[Begin]

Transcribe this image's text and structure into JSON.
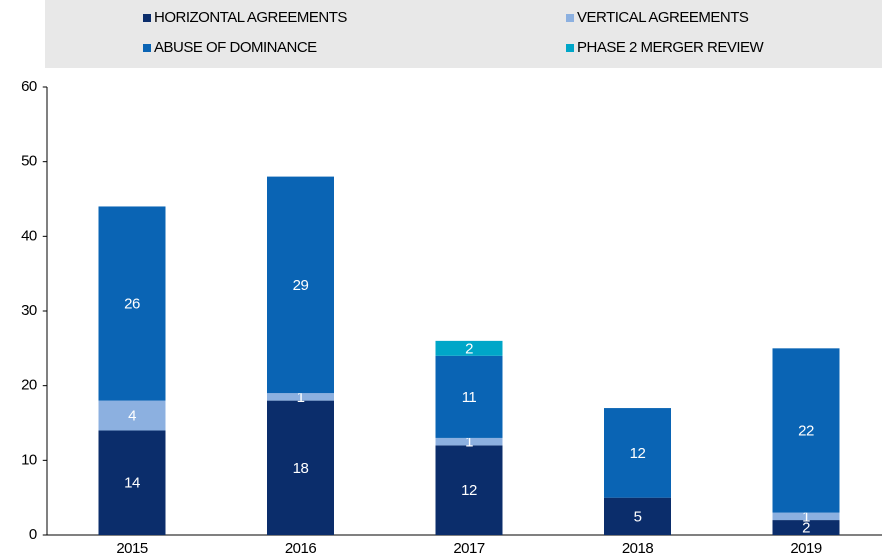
{
  "chart_data": {
    "type": "stacked_bar",
    "categories": [
      "2015",
      "2016",
      "2017",
      "2018",
      "2019"
    ],
    "series": [
      {
        "name": "HORIZONTAL AGREEMENTS",
        "color": "#0b2d6b",
        "values": [
          14,
          18,
          12,
          5,
          2
        ]
      },
      {
        "name": "VERTICAL AGREEMENTS",
        "color": "#8cb0e0",
        "values": [
          4,
          1,
          1,
          null,
          1
        ]
      },
      {
        "name": "ABUSE OF DOMINANCE",
        "color": "#0a64b4",
        "values": [
          26,
          29,
          11,
          12,
          22
        ]
      },
      {
        "name": "PHASE 2 MERGER REVIEW",
        "color": "#00a6c8",
        "values": [
          null,
          null,
          2,
          null,
          null
        ]
      }
    ],
    "ylim": [
      0,
      60
    ],
    "yticks": [
      0,
      10,
      20,
      30,
      40,
      50,
      60
    ],
    "grid": false,
    "legend": "top"
  }
}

[End]

● **Required task**:
Restate each entry word for word, leaving out any pictures.

● **Solution to this task**:
Transcribe this image's text and structure into JSON.
{
  "chart_data": {
    "type": "stacked_bar",
    "categories": [
      "2015",
      "2016",
      "2017",
      "2018",
      "2019"
    ],
    "series": [
      {
        "name": "HORIZONTAL AGREEMENTS",
        "color": "#0b2d6b",
        "values": [
          14,
          18,
          12,
          5,
          2
        ]
      },
      {
        "name": "VERTICAL AGREEMENTS",
        "color": "#8cb0e0",
        "values": [
          4,
          1,
          1,
          null,
          1
        ]
      },
      {
        "name": "ABUSE OF DOMINANCE",
        "color": "#0a64b4",
        "values": [
          26,
          29,
          11,
          12,
          22
        ]
      },
      {
        "name": "PHASE 2 MERGER REVIEW",
        "color": "#00a6c8",
        "values": [
          null,
          null,
          2,
          null,
          null
        ]
      }
    ],
    "ylim": [
      0,
      60
    ],
    "yticks": [
      0,
      10,
      20,
      30,
      40,
      50,
      60
    ],
    "grid": false,
    "legend": "top"
  }
}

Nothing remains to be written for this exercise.